### SET EXERCISE
Type the records out again in full, exactly.

### PROVIDED RECORDS

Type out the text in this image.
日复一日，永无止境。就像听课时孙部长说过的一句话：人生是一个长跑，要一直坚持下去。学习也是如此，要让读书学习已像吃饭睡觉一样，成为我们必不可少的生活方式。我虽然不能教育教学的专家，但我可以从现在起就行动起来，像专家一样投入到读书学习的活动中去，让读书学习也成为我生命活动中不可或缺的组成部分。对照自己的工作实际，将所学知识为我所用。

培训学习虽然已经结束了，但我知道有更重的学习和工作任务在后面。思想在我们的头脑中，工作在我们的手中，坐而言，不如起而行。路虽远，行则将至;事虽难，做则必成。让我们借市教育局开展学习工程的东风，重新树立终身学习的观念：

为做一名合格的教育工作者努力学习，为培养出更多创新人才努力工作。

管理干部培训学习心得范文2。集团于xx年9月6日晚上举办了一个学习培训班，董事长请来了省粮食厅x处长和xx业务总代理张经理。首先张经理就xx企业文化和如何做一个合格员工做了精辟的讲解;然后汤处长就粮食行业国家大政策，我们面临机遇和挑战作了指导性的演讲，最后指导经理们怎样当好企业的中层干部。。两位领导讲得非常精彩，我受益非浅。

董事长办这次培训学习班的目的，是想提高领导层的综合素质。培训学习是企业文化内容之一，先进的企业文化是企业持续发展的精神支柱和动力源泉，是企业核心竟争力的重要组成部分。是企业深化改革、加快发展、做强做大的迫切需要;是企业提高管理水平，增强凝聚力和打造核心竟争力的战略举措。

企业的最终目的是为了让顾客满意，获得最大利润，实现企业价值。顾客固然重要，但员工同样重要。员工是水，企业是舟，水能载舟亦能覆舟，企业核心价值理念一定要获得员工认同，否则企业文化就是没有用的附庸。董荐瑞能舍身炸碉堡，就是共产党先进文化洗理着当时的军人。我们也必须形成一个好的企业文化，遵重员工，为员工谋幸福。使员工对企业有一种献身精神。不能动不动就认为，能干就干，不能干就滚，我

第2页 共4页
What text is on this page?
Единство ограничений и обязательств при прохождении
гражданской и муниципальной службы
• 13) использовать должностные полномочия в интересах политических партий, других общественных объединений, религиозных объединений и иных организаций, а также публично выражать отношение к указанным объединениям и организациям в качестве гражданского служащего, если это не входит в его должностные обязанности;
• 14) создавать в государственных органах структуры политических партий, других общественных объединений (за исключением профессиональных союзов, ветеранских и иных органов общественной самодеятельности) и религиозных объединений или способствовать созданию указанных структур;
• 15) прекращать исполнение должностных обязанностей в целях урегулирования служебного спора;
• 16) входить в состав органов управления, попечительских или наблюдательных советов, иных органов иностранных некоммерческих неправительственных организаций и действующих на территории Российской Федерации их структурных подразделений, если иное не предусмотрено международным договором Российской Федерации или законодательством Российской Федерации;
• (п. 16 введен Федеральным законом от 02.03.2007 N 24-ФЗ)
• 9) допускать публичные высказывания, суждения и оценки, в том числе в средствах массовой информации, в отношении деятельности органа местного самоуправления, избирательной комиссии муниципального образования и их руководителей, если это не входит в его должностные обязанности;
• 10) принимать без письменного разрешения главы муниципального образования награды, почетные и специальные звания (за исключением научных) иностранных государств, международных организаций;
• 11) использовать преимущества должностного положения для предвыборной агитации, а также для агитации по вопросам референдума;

### RESPONSE
Type out the text in this image.
日复一日，永无止境。就像听课时孙部长说过的一句话：人生是一个长跑，要一直坚持下去。学习也是如此，要让读书学习已像吃饭睡觉一样，成为我们必不可少的生活方式。我虽然不能教育教学的专家，但我可以从现在起就行动起来，像专家一样投入到读书学习的活动中去，让读书学习也成为我生命活动中不可或缺的组成部分。对照自己的工作实际，将所学知识为我所用。

培训学习虽然已经结束了，但我知道有更重的学习和工作任务在后面。思想在我们的头脑中，工作在我们的手中，坐而言，不如起而行。路虽远，行则将至;事虽难，做则必成。让我们借市教育局开展学习工程的东风，重新树立终身学习的观念：

为做一名合格的教育工作者努力学习，为培养出更多创新人才努力工作。

管理干部培训学习心得范文2。集团于xx年9月6日晚上举办了一个学习培训班，董事长请来了省粮食厅x处长和xx业务总代理张经理。首先张经理就xx企业文化和如何做一个合格员工做了精辟的讲解;然后汤处长就粮食行业国家大政策，我们面临机遇和挑战作了指导性的演讲，最后指导经理们怎样当好企业的中层干部。。两位领导讲得非常精彩，我受益非浅。

董事长办这次培训学习班的目的，是想提高领导层的综合素质。培训学习是企业文化内容之一，先进的企业文化是企业持续发展的精神支柱和动力源泉，是企业核心竟争力的重要组成部分。是企业深化改革、加快发展、做强做大的迫切需要;是企业提高管理水平，增强凝聚力和打造核心竟争力的战略举措。

企业的最终目的是为了让顾客满意，获得最大利润，实现企业价值。顾客固然重要，但员工同样重要。员工是水，企业是舟，水能载舟亦能覆舟，企业核心价值理念一定要获得员工认同，否则企业文化就是没有用的附庸。董荐瑞能舍身炸碉堡，就是共产党先进文化洗理着当时的军人。我们也必须形成一个好的企业文化，遵重员工，为员工谋幸福。使员工对企业有一种献身精神。不能动不动就认为，能干就干，不能干就滚，我

第2页 共4页
What text is on this page?
Единство ограничений и обязательств при прохождении
гражданской и муниципальной службы
• 13) использовать должностные полномочия в интересах политических партий, других общественных объединений, религиозных объединений и иных организаций, а также публично выражать отношение к указанным объединениям и организациям в качестве гражданского служащего, если это не входит в его должностные обязанности;
• 14) создавать в государственных органах структуры политических партий, других общественных объединений (за исключением профессиональных союзов, ветеранских и иных органов общественной самодеятельности) и религиозных объединений или способствовать созданию указанных структур;
• 15) прекращать исполнение должностных обязанностей в целях урегулирования служебного спора;
• 16) входить в состав органов управления, попечительских или наблюдательных советов, иных органов иностранных некоммерческих неправительственных организаций и действующих на территории Российской Федерации их структурных подразделений, если иное не предусмотрено международным договором Российской Федерации или законодательством Российской Федерации;
• (п. 16 введен Федеральным законом от 02.03.2007 N 24-ФЗ)
• 9) допускать публичные высказывания, суждения и оценки, в том числе в средствах массовой информации, в отношении деятельности органа местного самоуправления, избирательной комиссии муниципального образования и их руководителей, если это не входит в его должностные обязанности;
• 10) принимать без письменного разрешения главы муниципального образования награды, почетные и специальные звания (за исключением научных) иностранных государств, международных организаций;
• 11) использовать преимущества должностного положения для предвыборной агитации, а также для агитации по вопросам референдума;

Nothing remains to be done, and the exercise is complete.